• _Working data_:
====
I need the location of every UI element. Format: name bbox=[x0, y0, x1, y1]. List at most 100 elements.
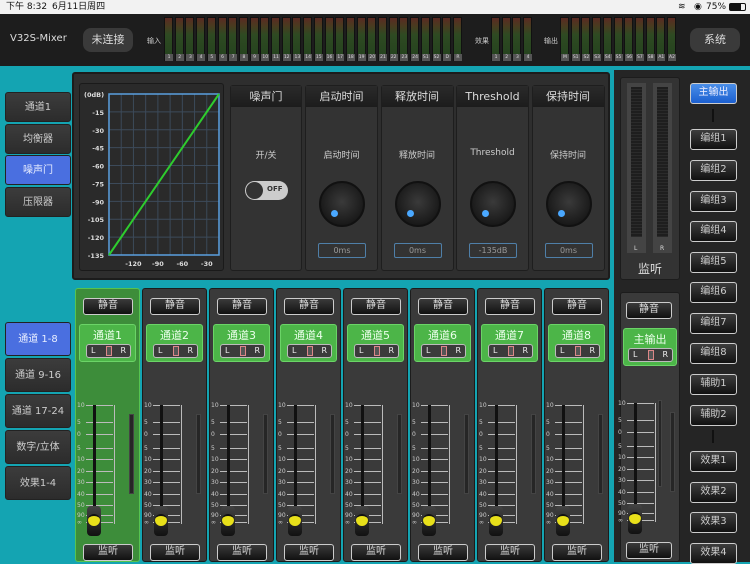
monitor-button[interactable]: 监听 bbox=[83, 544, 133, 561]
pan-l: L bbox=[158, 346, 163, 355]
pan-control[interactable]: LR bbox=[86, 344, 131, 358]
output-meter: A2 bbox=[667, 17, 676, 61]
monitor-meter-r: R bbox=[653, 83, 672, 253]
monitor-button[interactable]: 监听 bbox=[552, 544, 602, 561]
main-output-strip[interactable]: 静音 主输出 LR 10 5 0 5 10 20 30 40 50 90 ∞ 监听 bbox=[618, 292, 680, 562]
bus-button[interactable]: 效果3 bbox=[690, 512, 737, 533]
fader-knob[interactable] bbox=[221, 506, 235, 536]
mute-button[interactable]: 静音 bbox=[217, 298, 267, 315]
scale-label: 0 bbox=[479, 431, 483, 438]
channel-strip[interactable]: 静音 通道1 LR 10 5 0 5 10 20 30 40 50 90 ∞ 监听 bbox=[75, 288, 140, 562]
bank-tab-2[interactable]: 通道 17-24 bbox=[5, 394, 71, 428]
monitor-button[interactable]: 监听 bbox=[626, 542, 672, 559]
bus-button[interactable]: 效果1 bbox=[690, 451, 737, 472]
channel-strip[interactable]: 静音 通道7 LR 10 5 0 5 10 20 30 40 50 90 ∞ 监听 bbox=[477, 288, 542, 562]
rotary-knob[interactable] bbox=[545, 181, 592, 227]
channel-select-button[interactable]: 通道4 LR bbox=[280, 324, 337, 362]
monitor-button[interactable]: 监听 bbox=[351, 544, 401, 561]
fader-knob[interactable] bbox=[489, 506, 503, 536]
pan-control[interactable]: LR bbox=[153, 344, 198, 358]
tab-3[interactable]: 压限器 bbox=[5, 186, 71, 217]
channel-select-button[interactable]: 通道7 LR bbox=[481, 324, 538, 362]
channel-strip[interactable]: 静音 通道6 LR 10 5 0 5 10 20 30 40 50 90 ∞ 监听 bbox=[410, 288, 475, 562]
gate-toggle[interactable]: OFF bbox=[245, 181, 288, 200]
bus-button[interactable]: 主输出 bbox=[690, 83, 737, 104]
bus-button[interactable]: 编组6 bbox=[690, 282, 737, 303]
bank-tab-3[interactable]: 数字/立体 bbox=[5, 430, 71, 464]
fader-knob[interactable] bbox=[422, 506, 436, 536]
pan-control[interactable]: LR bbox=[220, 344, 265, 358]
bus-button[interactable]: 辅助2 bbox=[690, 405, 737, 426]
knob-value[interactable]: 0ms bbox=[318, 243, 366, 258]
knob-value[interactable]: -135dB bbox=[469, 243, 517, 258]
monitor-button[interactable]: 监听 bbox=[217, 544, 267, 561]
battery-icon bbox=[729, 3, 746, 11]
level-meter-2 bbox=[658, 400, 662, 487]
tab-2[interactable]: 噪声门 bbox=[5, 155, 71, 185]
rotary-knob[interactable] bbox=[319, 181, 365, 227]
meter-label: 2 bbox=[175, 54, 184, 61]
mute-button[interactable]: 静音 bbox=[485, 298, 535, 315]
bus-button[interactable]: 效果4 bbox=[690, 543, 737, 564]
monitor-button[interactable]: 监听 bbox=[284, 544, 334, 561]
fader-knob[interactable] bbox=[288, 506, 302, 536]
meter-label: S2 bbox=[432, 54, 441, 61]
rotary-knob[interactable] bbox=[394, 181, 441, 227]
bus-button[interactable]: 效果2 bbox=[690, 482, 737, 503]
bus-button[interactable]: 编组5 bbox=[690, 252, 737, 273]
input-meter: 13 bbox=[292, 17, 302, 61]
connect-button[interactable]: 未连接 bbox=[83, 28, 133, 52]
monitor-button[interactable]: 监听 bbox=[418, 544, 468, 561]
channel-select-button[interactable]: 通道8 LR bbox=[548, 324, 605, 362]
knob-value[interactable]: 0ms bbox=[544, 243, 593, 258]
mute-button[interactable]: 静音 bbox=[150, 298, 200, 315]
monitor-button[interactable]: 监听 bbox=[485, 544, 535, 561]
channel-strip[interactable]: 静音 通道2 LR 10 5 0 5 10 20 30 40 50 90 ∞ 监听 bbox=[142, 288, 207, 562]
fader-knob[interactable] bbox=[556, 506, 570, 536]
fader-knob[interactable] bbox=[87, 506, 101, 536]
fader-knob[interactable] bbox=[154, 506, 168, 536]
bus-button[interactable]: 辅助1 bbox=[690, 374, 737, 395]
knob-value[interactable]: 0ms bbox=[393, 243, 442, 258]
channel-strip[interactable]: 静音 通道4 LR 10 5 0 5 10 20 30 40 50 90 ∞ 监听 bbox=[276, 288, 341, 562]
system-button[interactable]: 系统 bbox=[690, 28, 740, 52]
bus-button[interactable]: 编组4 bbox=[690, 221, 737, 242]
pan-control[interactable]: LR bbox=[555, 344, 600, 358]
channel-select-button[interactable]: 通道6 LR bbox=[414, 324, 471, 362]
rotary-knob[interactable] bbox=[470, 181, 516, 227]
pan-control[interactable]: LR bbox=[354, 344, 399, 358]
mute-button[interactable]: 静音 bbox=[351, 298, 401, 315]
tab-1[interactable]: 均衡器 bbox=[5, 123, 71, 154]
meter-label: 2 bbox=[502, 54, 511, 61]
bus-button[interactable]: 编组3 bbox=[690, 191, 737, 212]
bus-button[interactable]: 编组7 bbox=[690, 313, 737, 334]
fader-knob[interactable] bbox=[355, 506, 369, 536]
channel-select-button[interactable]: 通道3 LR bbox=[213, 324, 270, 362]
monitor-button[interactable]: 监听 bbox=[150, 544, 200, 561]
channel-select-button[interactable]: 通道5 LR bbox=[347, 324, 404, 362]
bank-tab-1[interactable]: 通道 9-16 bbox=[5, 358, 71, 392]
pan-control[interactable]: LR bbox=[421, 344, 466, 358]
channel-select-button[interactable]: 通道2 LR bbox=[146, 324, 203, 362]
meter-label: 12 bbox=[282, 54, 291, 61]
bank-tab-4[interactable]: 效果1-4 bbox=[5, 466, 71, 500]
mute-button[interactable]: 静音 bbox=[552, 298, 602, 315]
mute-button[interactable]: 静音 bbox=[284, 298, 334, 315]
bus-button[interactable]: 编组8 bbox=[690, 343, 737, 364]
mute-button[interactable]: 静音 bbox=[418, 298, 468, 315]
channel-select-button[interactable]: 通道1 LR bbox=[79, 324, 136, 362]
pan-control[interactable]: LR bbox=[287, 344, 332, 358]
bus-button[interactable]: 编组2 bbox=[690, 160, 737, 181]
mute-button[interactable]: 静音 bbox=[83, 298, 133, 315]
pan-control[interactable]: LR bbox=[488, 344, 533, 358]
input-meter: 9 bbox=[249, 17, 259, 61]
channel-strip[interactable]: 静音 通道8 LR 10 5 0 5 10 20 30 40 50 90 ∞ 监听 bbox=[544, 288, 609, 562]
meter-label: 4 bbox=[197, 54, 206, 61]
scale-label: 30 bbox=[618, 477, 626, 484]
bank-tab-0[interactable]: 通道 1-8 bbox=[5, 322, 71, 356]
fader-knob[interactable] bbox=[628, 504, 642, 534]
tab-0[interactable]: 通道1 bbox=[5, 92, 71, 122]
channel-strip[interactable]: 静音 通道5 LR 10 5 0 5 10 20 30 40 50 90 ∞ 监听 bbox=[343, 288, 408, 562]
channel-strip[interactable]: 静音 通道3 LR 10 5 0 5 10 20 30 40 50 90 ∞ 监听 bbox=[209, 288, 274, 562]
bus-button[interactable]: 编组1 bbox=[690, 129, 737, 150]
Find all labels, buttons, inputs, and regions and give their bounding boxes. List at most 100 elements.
====
Reproduce every one of the lines above precisely as they appear, leaving out the pictures.

• _Expected output_:
I need the location of every UI element. Format: name bbox=[x0, y0, x1, y1]. List at most 100 elements.
monitor-button[interactable]: 监听 bbox=[83, 544, 133, 561]
pan-l: L bbox=[158, 346, 163, 355]
pan-control[interactable]: LR bbox=[86, 344, 131, 358]
output-meter: A2 bbox=[667, 17, 676, 61]
monitor-meter-r: R bbox=[653, 83, 672, 253]
monitor-button[interactable]: 监听 bbox=[552, 544, 602, 561]
main-output-strip[interactable]: 静音 主输出 LR 10 5 0 5 10 20 30 40 50 90 ∞ 监听 bbox=[618, 292, 680, 562]
bus-button[interactable]: 效果3 bbox=[690, 512, 737, 533]
fader-knob[interactable] bbox=[221, 506, 235, 536]
mute-button[interactable]: 静音 bbox=[217, 298, 267, 315]
scale-label: 0 bbox=[479, 431, 483, 438]
channel-strip[interactable]: 静音 通道1 LR 10 5 0 5 10 20 30 40 50 90 ∞ 监听 bbox=[75, 288, 140, 562]
bank-tab-2[interactable]: 通道 17-24 bbox=[5, 394, 71, 428]
monitor-button[interactable]: 监听 bbox=[626, 542, 672, 559]
bus-button[interactable]: 效果1 bbox=[690, 451, 737, 472]
channel-strip[interactable]: 静音 通道7 LR 10 5 0 5 10 20 30 40 50 90 ∞ 监听 bbox=[477, 288, 542, 562]
rotary-knob[interactable] bbox=[545, 181, 592, 227]
channel-select-button[interactable]: 通道4 LR bbox=[280, 324, 337, 362]
monitor-button[interactable]: 监听 bbox=[351, 544, 401, 561]
fader-knob[interactable] bbox=[489, 506, 503, 536]
pan-control[interactable]: LR bbox=[153, 344, 198, 358]
tab-3[interactable]: 压限器 bbox=[5, 186, 71, 217]
channel-select-button[interactable]: 通道7 LR bbox=[481, 324, 538, 362]
channel-strip[interactable]: 静音 通道6 LR 10 5 0 5 10 20 30 40 50 90 ∞ 监听 bbox=[410, 288, 475, 562]
gate-toggle[interactable]: OFF bbox=[245, 181, 288, 200]
bus-button[interactable]: 主输出 bbox=[690, 83, 737, 104]
bus-button[interactable]: 编组6 bbox=[690, 282, 737, 303]
bank-tab-3[interactable]: 数字/立体 bbox=[5, 430, 71, 464]
fader-knob[interactable] bbox=[422, 506, 436, 536]
pan-control[interactable]: LR bbox=[220, 344, 265, 358]
bus-button[interactable]: 辅助2 bbox=[690, 405, 737, 426]
knob-value[interactable]: 0ms bbox=[318, 243, 366, 258]
knob-value[interactable]: -135dB bbox=[469, 243, 517, 258]
monitor-button[interactable]: 监听 bbox=[217, 544, 267, 561]
battery-icon bbox=[729, 3, 746, 11]
level-meter-2 bbox=[658, 400, 662, 487]
tab-2[interactable]: 噪声门 bbox=[5, 155, 71, 185]
rotary-knob[interactable] bbox=[319, 181, 365, 227]
meter-label: 2 bbox=[175, 54, 184, 61]
mute-button[interactable]: 静音 bbox=[485, 298, 535, 315]
bus-button[interactable]: 效果4 bbox=[690, 543, 737, 564]
monitor-button[interactable]: 监听 bbox=[284, 544, 334, 561]
fader-knob[interactable] bbox=[288, 506, 302, 536]
meter-label: S2 bbox=[432, 54, 441, 61]
rotary-knob[interactable] bbox=[394, 181, 441, 227]
bus-button[interactable]: 效果2 bbox=[690, 482, 737, 503]
bus-button[interactable]: 编组5 bbox=[690, 252, 737, 273]
input-meter: 13 bbox=[292, 17, 302, 61]
connect-button[interactable]: 未连接 bbox=[83, 28, 133, 52]
monitor-button[interactable]: 监听 bbox=[418, 544, 468, 561]
channel-select-button[interactable]: 通道8 LR bbox=[548, 324, 605, 362]
knob-value[interactable]: 0ms bbox=[544, 243, 593, 258]
mute-button[interactable]: 静音 bbox=[150, 298, 200, 315]
monitor-button[interactable]: 监听 bbox=[485, 544, 535, 561]
channel-strip[interactable]: 静音 通道2 LR 10 5 0 5 10 20 30 40 50 90 ∞ 监听 bbox=[142, 288, 207, 562]
fader-knob[interactable] bbox=[556, 506, 570, 536]
fader-knob[interactable] bbox=[87, 506, 101, 536]
fader-knob[interactable] bbox=[154, 506, 168, 536]
bus-button[interactable]: 辅助1 bbox=[690, 374, 737, 395]
knob-value[interactable]: 0ms bbox=[393, 243, 442, 258]
channel-strip[interactable]: 静音 通道4 LR 10 5 0 5 10 20 30 40 50 90 ∞ 监听 bbox=[276, 288, 341, 562]
system-button[interactable]: 系统 bbox=[690, 28, 740, 52]
bus-button[interactable]: 编组4 bbox=[690, 221, 737, 242]
pan-control[interactable]: LR bbox=[555, 344, 600, 358]
channel-select-button[interactable]: 通道6 LR bbox=[414, 324, 471, 362]
rotary-knob[interactable] bbox=[470, 181, 516, 227]
pan-control[interactable]: LR bbox=[354, 344, 399, 358]
mute-button[interactable]: 静音 bbox=[351, 298, 401, 315]
tab-1[interactable]: 均衡器 bbox=[5, 123, 71, 154]
meter-label: 2 bbox=[502, 54, 511, 61]
bus-button[interactable]: 编组3 bbox=[690, 191, 737, 212]
bus-button[interactable]: 编组7 bbox=[690, 313, 737, 334]
fader-knob[interactable] bbox=[355, 506, 369, 536]
channel-select-button[interactable]: 通道3 LR bbox=[213, 324, 270, 362]
monitor-button[interactable]: 监听 bbox=[150, 544, 200, 561]
channel-select-button[interactable]: 通道5 LR bbox=[347, 324, 404, 362]
bank-tab-1[interactable]: 通道 9-16 bbox=[5, 358, 71, 392]
pan-control[interactable]: LR bbox=[421, 344, 466, 358]
channel-select-button[interactable]: 通道2 LR bbox=[146, 324, 203, 362]
meter-label: 12 bbox=[282, 54, 291, 61]
bank-tab-4[interactable]: 效果1-4 bbox=[5, 466, 71, 500]
mute-button[interactable]: 静音 bbox=[552, 298, 602, 315]
mute-button[interactable]: 静音 bbox=[284, 298, 334, 315]
bus-button[interactable]: 编组8 bbox=[690, 343, 737, 364]
mute-button[interactable]: 静音 bbox=[418, 298, 468, 315]
channel-select-button[interactable]: 通道1 LR bbox=[79, 324, 136, 362]
pan-control[interactable]: LR bbox=[287, 344, 332, 358]
bus-button[interactable]: 编组2 bbox=[690, 160, 737, 181]
mute-button[interactable]: 静音 bbox=[83, 298, 133, 315]
pan-control[interactable]: LR bbox=[488, 344, 533, 358]
input-meter: 9 bbox=[249, 17, 259, 61]
channel-strip[interactable]: 静音 通道8 LR 10 5 0 5 10 20 30 40 50 90 ∞ 监听 bbox=[544, 288, 609, 562]
meter-label: 4 bbox=[197, 54, 206, 61]
scale-label: 30 bbox=[618, 477, 626, 484]
bank-tab-0[interactable]: 通道 1-8 bbox=[5, 322, 71, 356]
fader-knob[interactable] bbox=[628, 504, 642, 534]
tab-0[interactable]: 通道1 bbox=[5, 92, 71, 122]
channel-strip[interactable]: 静音 通道5 LR 10 5 0 5 10 20 30 40 50 90 ∞ 监听 bbox=[343, 288, 408, 562]
channel-strip[interactable]: 静音 通道3 LR 10 5 0 5 10 20 30 40 50 90 ∞ 监听 bbox=[209, 288, 274, 562]
bus-button[interactable]: 编组1 bbox=[690, 129, 737, 150]
Find all labels, buttons, inputs, and regions and give their bounding boxes. List at most 100 elements.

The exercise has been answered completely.